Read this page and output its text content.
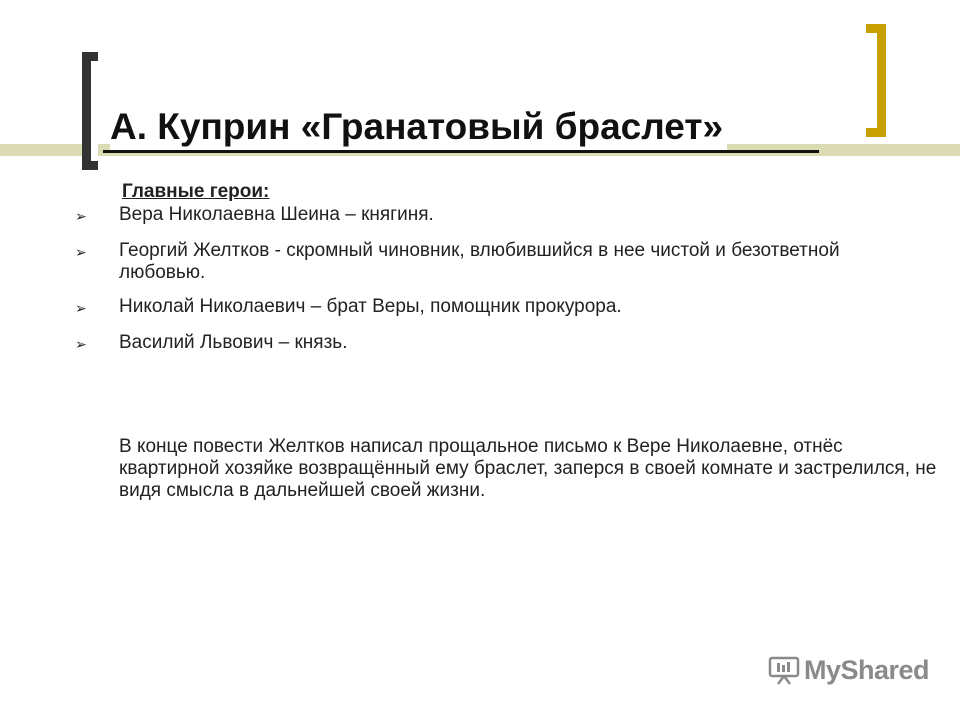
А. Куприн «Гранатовый браслет»
Главные герои:
➢ Вера Николаевна Шеина – княгиня.
➢ Георгий Желтков - скромный чиновник, влюбившийся в нее чистой и безответной любовью.
➢ Николай Николаевич – брат Веры, помощник прокурора.
➢ Василий Львович – князь.

В конце повести Желтков написал прощальное письмо к Вере Николаевне, отнёс квартирной хозяйке возвращённый ему браслет, заперся в своей комнате и застрелился, не видя смысла в дальнейшей своей жизни.

MyShared
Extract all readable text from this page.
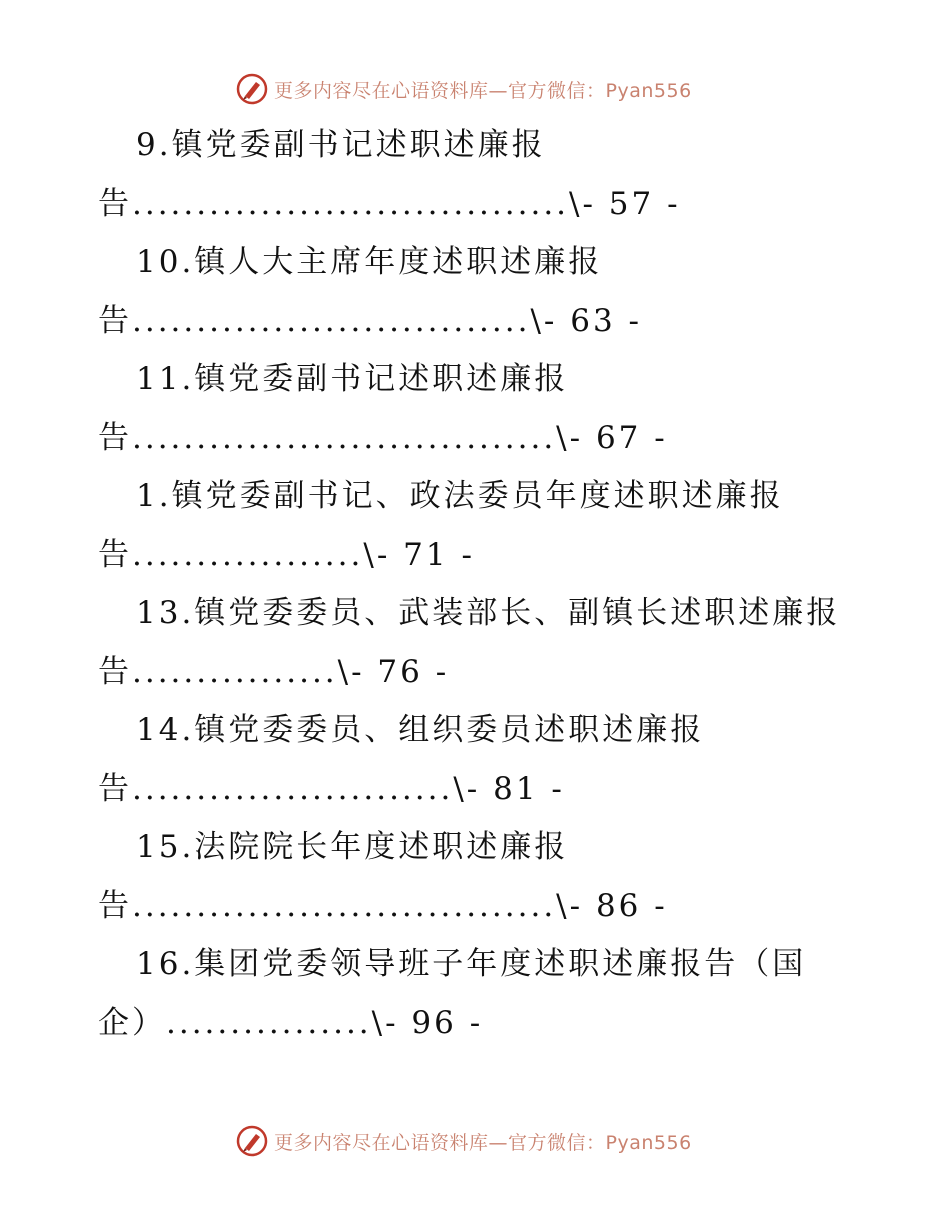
更多内容尽在心语资料库—官方微信：Pyan556
9.镇党委副书记述职述廉报
告..................................\- 57 -
10.镇人大主席年度述职述廉报
告...............................\- 63 -
11.镇党委副书记述职述廉报
告.................................\- 67 -
1.镇党委副书记、政法委员年度述职述廉报
告..................\- 71 -
13.镇党委委员、武装部长、副镇长述职述廉报
告................\- 76 -
14.镇党委委员、组织委员述职述廉报
告.........................\- 81 -
15.法院院长年度述职述廉报
告.................................\- 86 -
16.集团党委领导班子年度述职述廉报告（国
企）................\- 96 -
更多内容尽在心语资料库—官方微信：Pyan556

□ □ □ □

Leave out the pictures and retype every line above exactly.

» **Solution for this exercise**
Read this page and output its text content.
А. Куприн «Гранатовый браслет»
Главные герои:
➢ Вера Николаевна Шеина – княгиня.
➢ Георгий Желтков - скромный чиновник, влюбившийся в нее чистой и безответной любовью.
➢ Николай Николаевич – брат Веры, помощник прокурора.
➢ Василий Львович – князь.

В конце повести Желтков написал прощальное письмо к Вере Николаевне, отнёс квартирной хозяйке возвращённый ему браслет, заперся в своей комнате и застрелился, не видя смысла в дальнейшей своей жизни.

MyShared
Extract all readable text from this page.
更多内容尽在心语资料库—官方微信：Pyan556
9.镇党委副书记述职述廉报
告..................................\- 57 -
10.镇人大主席年度述职述廉报
告...............................\- 63 -
11.镇党委副书记述职述廉报
告.................................\- 67 -
1.镇党委副书记、政法委员年度述职述廉报
告..................\- 71 -
13.镇党委委员、武装部长、副镇长述职述廉报
告................\- 76 -
14.镇党委委员、组织委员述职述廉报
告.........................\- 81 -
15.法院院长年度述职述廉报
告.................................\- 86 -
16.集团党委领导班子年度述职述廉报告（国
企）................\- 96 -
更多内容尽在心语资料库—官方微信：Pyan556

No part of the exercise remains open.